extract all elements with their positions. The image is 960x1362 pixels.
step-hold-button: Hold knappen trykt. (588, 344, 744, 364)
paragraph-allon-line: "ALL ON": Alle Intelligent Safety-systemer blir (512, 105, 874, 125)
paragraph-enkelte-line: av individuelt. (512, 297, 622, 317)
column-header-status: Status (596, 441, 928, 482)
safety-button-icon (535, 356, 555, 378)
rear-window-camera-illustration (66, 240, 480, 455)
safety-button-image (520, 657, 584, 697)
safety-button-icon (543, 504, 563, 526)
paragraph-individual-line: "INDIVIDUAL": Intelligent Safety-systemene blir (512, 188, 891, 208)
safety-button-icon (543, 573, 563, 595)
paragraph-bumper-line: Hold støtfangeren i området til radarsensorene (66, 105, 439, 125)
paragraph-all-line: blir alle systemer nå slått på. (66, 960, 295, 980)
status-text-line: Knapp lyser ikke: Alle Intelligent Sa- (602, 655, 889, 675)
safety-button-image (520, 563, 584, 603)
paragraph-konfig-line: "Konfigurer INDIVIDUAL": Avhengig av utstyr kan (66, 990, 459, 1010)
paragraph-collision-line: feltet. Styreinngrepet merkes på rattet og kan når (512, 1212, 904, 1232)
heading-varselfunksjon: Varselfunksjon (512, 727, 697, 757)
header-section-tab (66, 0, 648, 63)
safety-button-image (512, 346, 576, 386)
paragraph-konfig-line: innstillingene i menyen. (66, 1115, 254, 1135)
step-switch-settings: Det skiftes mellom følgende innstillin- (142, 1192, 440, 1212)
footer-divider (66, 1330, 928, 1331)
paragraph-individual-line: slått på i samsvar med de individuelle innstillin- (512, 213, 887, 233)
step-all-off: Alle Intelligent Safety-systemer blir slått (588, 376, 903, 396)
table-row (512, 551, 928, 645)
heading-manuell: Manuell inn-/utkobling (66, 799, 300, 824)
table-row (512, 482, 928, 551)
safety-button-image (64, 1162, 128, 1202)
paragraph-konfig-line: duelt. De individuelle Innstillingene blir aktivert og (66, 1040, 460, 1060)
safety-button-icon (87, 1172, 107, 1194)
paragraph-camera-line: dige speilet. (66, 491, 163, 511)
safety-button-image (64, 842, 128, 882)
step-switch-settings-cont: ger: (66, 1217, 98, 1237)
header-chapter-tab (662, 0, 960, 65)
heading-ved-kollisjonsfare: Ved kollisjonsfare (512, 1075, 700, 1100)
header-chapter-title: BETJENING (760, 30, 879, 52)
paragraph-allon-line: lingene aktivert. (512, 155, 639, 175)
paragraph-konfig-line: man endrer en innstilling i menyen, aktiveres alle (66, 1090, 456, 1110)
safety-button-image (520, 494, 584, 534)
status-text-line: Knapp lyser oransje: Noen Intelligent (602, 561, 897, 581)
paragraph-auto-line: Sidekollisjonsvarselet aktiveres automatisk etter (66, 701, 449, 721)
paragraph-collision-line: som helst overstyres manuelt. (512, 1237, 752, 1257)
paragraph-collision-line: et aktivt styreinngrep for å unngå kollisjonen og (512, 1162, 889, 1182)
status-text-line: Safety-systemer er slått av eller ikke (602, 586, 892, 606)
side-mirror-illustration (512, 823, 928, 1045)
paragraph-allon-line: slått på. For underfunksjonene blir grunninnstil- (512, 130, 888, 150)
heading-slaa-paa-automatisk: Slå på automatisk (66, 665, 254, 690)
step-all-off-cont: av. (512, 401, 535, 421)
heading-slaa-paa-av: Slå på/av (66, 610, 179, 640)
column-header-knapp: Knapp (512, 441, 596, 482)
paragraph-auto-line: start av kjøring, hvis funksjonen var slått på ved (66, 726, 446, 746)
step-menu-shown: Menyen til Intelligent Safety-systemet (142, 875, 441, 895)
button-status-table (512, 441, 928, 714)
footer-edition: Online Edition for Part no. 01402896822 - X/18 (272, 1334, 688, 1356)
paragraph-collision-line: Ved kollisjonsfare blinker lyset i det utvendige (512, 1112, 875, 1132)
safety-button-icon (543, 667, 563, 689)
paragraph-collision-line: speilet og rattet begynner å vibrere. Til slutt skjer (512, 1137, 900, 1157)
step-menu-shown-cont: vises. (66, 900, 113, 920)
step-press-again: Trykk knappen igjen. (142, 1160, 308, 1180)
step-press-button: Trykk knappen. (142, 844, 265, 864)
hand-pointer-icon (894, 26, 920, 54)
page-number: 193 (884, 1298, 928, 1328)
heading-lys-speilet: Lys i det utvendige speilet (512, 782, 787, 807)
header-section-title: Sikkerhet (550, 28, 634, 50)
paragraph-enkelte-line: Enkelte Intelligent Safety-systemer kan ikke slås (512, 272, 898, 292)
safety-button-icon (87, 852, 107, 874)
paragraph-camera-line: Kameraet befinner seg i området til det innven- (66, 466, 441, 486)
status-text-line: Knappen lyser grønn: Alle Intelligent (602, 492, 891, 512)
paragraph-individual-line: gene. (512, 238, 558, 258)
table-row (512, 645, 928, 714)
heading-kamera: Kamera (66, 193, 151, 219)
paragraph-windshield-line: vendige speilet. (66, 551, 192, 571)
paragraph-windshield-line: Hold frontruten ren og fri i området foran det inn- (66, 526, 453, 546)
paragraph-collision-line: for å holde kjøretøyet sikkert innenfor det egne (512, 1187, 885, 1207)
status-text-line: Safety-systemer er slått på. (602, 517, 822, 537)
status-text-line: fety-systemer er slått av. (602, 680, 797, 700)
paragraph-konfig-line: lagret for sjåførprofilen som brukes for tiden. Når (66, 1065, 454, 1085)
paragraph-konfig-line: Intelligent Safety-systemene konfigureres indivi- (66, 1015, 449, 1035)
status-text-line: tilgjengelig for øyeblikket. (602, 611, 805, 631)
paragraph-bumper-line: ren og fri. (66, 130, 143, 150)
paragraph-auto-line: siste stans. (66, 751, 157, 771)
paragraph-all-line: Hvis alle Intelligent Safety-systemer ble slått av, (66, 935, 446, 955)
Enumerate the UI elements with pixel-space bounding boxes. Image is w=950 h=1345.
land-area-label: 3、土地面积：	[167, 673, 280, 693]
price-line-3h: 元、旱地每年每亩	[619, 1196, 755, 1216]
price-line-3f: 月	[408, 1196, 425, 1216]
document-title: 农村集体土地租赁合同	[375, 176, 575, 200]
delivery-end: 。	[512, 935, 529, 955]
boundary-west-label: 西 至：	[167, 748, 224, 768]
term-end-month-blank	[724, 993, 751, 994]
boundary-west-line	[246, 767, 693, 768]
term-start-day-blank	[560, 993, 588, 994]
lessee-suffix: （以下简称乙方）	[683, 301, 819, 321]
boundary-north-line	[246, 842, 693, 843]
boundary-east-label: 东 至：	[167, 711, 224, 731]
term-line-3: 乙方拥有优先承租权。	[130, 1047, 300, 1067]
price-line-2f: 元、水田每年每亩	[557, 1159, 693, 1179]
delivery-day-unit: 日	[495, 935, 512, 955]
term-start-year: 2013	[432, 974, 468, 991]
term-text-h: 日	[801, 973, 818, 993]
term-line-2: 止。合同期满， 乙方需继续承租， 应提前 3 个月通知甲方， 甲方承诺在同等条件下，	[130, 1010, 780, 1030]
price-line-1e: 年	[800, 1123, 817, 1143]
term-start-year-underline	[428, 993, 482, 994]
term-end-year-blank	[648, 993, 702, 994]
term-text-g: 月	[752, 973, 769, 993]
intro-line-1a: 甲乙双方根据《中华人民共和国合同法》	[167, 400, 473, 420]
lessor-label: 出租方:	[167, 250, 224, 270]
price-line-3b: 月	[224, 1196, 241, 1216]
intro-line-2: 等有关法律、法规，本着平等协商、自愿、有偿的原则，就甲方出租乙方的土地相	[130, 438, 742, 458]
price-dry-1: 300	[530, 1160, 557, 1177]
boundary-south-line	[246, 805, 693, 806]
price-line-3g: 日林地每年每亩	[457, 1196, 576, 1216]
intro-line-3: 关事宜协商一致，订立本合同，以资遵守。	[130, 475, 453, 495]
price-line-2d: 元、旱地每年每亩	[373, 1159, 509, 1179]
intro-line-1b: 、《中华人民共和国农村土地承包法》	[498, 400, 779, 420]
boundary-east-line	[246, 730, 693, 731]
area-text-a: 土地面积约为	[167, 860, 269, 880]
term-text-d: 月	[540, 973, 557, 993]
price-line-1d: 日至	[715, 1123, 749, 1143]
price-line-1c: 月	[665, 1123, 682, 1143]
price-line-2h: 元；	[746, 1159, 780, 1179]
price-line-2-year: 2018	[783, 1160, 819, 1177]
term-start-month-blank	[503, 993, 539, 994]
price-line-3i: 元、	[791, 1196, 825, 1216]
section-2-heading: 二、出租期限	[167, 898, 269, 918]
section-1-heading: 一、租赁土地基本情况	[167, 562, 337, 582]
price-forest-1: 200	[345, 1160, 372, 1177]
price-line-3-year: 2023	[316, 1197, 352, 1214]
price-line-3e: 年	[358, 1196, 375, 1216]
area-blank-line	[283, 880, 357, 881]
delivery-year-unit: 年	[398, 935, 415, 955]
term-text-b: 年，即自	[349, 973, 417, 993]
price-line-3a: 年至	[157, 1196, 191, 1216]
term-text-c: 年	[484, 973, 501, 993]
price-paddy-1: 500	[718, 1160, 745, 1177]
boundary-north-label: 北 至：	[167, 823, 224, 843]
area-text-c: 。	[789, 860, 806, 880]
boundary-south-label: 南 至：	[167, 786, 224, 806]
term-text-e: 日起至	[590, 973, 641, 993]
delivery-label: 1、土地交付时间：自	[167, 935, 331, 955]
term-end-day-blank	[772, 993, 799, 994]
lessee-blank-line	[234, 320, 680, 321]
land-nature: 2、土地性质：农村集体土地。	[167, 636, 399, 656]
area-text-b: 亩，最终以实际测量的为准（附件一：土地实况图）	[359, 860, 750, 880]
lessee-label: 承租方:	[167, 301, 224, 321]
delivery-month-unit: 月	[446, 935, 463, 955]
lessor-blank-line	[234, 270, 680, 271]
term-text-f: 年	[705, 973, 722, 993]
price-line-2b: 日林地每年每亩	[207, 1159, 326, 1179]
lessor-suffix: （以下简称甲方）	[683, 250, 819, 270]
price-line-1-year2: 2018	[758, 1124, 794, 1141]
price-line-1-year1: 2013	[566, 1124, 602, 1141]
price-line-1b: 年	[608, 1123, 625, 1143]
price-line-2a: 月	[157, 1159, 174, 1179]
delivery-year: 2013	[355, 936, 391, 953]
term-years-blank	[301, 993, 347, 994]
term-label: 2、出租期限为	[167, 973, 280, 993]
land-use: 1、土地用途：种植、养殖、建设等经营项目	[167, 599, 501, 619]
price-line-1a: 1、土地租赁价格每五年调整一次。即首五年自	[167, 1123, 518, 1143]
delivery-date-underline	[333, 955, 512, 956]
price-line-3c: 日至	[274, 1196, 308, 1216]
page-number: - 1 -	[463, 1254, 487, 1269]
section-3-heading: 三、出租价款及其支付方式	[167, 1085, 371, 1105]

■ ■ ■ ■ ■

The task |
Copy the rows from the beginning through the line that contains "188, 891, 208)", replacing "safety-button-icon" with "safety-icon" and leaving everything else as it is.

Solution |
extract all elements with their positions. The image is 960x1362 pixels.
step-hold-button: Hold knappen trykt. (588, 344, 744, 364)
paragraph-allon-line: "ALL ON": Alle Intelligent Safety-systemer blir (512, 105, 874, 125)
paragraph-enkelte-line: av individuelt. (512, 297, 622, 317)
column-header-status: Status (596, 441, 928, 482)
safety-icon (535, 356, 555, 378)
rear-window-camera-illustration (66, 240, 480, 455)
safety-button-image (520, 657, 584, 697)
safety-icon (543, 504, 563, 526)
paragraph-individual-line: "INDIVIDUAL": Intelligent Safety-systemene blir (512, 188, 891, 208)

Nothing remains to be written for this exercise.